- Records from a data source:

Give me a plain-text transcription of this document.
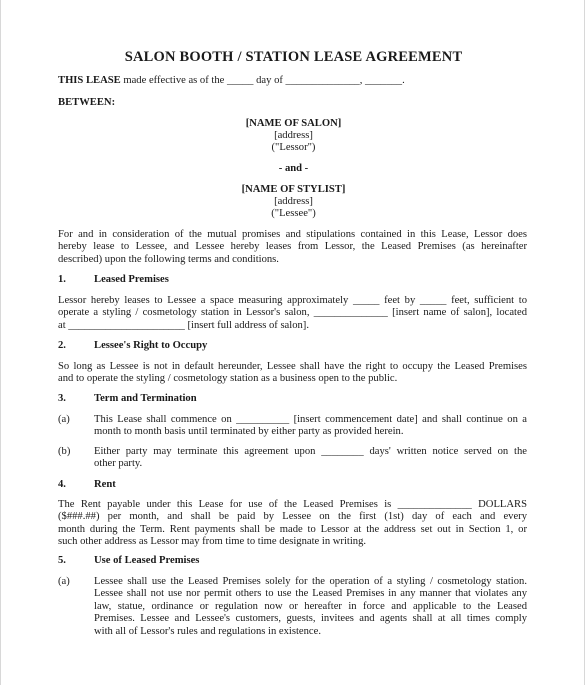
SALON BOOTH / STATION LEASE AGREEMENT
THIS LEASE made effective as of the _____ day of ______________, _______.
BETWEEN:
[NAME OF SALON]
[address]
("Lessor")
- and -
[NAME OF STYLIST]
[address]
("Lessee")
For and in consideration of the mutual promises and stipulations contained in this Lease, Lessor does
hereby lease to Lessee, and Lessee hereby leases from Lessor, the Leased Premises (as hereinafter
described) upon the following terms and conditions.
1.	Leased Premises
Lessor hereby leases to Lessee a space measuring approximately _____ feet by _____ feet, sufficient to
operate a styling / cosmetology station in Lessor's salon, ______________ [insert name of salon], located
at ______________________ [insert full address of salon].
2.	Lessee's Right to Occupy
So long as Lessee is not in default hereunder, Lessee shall have the right to occupy the Leased Premises
and to operate the styling / cosmetology station as a business open to the public.
3.	Term and Termination
(a) This Lease shall commence on __________ [insert commencement date] and shall continue on a
month to month basis until terminated by either party as provided herein.
(b) Either party may terminate this agreement upon ________ days' written notice served on the
other party.
4.	Rent
The Rent payable under this Lease for use of the Leased Premises is ______________ DOLLARS
($###.##) per month, and shall be paid by Lessee on the first (1st) day of each and every
month during the Term. Rent payments shall be made to Lessor at the address set out in Section 1, or
such other address as Lessor may from time to time designate in writing.
5.	Use of Leased Premises
(a) Lessee shall use the Leased Premises solely for the operation of a styling / cosmetology station.
Lessee shall not use nor permit others to use the Leased Premises in any manner that violates any
law, statue, ordinance or regulation now or hereafter in force and applicable to the Leased
Premises. Lessee and Lessee's customers, guests, invitees and agents shall at all times comply
with all of Lessor's rules and regulations in existence.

- WORK REQUIRED: Your copy should repeat each entry above exactly but contain no pictures.

- FINAL ANSWER:
Give me a plain-text transcription of this document.
SALON BOOTH / STATION LEASE AGREEMENT
THIS LEASE made effective as of the _____ day of ______________, _______.
BETWEEN:
[NAME OF SALON]
[address]
("Lessor")
- and -
[NAME OF STYLIST]
[address]
("Lessee")
For and in consideration of the mutual promises and stipulations contained in this Lease, Lessor does
hereby lease to Lessee, and Lessee hereby leases from Lessor, the Leased Premises (as hereinafter
described) upon the following terms and conditions.
1.	Leased Premises
Lessor hereby leases to Lessee a space measuring approximately _____ feet by _____ feet, sufficient to
operate a styling / cosmetology station in Lessor's salon, ______________ [insert name of salon], located
at ______________________ [insert full address of salon].
2.	Lessee's Right to Occupy
So long as Lessee is not in default hereunder, Lessee shall have the right to occupy the Leased Premises
and to operate the styling / cosmetology station as a business open to the public.
3.	Term and Termination
(a) This Lease shall commence on __________ [insert commencement date] and shall continue on a
month to month basis until terminated by either party as provided herein.
(b) Either party may terminate this agreement upon ________ days' written notice served on the
other party.
4.	Rent
The Rent payable under this Lease for use of the Leased Premises is ______________ DOLLARS
($###.##) per month, and shall be paid by Lessee on the first (1st) day of each and every
month during the Term. Rent payments shall be made to Lessor at the address set out in Section 1, or
such other address as Lessor may from time to time designate in writing.
5.	Use of Leased Premises
(a) Lessee shall use the Leased Premises solely for the operation of a styling / cosmetology station.
Lessee shall not use nor permit others to use the Leased Premises in any manner that violates any
law, statue, ordinance or regulation now or hereafter in force and applicable to the Leased
Premises. Lessee and Lessee's customers, guests, invitees and agents shall at all times comply
with all of Lessor's rules and regulations in existence.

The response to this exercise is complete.